> _MATERIAL TO PROCESS_

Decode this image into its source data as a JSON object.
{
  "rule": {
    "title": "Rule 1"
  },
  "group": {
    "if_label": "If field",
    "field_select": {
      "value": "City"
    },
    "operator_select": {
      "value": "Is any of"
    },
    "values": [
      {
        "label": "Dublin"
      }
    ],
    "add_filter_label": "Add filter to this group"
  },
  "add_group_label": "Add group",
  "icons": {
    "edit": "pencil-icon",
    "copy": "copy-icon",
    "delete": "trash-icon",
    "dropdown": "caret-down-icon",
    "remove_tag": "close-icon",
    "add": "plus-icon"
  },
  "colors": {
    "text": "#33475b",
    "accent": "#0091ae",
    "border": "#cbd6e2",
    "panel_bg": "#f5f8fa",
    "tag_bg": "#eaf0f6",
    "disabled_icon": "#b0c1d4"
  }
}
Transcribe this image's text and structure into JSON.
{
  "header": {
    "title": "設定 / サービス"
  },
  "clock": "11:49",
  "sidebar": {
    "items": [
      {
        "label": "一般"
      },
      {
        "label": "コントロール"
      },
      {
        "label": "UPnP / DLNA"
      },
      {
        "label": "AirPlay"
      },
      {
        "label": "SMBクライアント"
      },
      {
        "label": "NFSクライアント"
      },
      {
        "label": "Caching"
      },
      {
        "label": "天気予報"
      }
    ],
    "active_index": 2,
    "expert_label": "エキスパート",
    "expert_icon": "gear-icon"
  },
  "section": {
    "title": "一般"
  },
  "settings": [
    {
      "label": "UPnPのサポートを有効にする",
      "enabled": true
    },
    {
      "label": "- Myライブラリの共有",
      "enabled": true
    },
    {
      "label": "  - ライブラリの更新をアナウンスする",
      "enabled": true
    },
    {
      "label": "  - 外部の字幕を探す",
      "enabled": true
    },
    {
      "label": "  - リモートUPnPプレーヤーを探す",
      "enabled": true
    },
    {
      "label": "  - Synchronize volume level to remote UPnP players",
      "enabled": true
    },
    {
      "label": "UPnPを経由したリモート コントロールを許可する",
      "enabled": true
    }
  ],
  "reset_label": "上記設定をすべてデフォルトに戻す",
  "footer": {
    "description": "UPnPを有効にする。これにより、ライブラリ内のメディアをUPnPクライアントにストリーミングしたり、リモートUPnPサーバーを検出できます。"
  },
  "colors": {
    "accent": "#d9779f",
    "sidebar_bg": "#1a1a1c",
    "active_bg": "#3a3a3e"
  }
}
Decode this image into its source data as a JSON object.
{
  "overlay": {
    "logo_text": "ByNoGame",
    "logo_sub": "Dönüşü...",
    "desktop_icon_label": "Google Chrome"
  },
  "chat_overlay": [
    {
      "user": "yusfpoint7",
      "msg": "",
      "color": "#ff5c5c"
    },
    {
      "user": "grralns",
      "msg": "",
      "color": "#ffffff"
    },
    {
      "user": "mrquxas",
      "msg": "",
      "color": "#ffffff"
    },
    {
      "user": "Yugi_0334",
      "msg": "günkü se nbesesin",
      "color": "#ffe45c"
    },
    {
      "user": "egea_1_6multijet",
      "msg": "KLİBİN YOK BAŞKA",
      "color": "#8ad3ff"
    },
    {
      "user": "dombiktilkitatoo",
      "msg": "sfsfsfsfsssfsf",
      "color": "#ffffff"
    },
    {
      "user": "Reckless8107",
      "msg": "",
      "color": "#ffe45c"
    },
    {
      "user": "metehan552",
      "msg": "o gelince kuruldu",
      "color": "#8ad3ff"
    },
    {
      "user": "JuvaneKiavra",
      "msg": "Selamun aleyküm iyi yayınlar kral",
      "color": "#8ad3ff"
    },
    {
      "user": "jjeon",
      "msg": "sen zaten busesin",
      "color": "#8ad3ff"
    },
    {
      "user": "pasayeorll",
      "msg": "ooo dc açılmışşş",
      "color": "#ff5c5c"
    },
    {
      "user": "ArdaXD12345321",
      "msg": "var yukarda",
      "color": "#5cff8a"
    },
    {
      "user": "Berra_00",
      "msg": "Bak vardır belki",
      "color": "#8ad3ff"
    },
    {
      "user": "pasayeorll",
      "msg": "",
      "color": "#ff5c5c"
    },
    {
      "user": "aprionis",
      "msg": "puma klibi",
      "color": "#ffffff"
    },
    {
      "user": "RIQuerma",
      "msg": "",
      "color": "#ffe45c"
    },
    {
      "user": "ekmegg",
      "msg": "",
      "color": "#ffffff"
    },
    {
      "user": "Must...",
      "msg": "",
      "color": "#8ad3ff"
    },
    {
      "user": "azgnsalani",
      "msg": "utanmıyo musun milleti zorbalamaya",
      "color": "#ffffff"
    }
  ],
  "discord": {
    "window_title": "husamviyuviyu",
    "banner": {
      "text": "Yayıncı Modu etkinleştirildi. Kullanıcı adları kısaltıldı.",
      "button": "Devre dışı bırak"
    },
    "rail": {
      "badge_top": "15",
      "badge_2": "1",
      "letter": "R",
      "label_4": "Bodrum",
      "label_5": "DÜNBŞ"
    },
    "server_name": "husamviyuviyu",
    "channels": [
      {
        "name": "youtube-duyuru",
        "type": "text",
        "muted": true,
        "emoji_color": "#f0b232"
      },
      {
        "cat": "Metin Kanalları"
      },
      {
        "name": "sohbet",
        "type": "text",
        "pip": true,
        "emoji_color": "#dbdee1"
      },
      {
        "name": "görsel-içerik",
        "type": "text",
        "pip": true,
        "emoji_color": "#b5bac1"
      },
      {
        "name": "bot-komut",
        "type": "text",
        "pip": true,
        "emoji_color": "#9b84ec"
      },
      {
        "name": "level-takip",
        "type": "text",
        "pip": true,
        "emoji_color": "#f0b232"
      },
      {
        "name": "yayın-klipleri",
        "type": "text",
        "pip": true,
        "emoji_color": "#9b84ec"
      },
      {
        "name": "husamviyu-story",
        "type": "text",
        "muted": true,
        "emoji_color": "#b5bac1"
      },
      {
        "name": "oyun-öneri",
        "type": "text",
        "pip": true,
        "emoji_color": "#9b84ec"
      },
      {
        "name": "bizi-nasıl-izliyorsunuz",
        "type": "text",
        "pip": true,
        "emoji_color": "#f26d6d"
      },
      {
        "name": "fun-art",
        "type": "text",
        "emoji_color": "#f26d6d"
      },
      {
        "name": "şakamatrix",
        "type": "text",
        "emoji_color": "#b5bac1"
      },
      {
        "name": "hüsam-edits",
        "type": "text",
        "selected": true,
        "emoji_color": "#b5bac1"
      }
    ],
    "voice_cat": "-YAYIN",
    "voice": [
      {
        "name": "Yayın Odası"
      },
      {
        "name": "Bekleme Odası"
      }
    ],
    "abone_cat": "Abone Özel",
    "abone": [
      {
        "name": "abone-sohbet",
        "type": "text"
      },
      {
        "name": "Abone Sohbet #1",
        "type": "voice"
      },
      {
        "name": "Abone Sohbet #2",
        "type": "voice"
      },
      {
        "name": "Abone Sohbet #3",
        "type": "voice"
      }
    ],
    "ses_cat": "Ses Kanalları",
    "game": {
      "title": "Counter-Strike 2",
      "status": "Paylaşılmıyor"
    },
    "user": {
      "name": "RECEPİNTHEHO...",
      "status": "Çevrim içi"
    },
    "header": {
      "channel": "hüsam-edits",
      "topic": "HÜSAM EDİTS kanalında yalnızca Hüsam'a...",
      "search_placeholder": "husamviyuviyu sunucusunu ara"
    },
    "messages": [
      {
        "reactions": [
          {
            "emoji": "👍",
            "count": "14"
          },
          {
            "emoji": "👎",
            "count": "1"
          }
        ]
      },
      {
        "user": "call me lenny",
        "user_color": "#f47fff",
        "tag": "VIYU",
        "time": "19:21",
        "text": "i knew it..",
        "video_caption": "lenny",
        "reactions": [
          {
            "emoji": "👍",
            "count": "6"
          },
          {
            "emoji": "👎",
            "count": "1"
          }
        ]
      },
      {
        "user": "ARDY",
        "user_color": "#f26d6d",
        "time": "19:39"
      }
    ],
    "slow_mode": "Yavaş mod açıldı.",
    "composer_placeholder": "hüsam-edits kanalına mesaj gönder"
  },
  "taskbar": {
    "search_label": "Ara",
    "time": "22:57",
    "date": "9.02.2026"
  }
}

> _DO THIS_
Where a line in the material above holds "Odası", copy that line.

> _REPLY TO THE EXERCISE_
        "name": "Yayın Odası"
        "name": "Bekleme Odası"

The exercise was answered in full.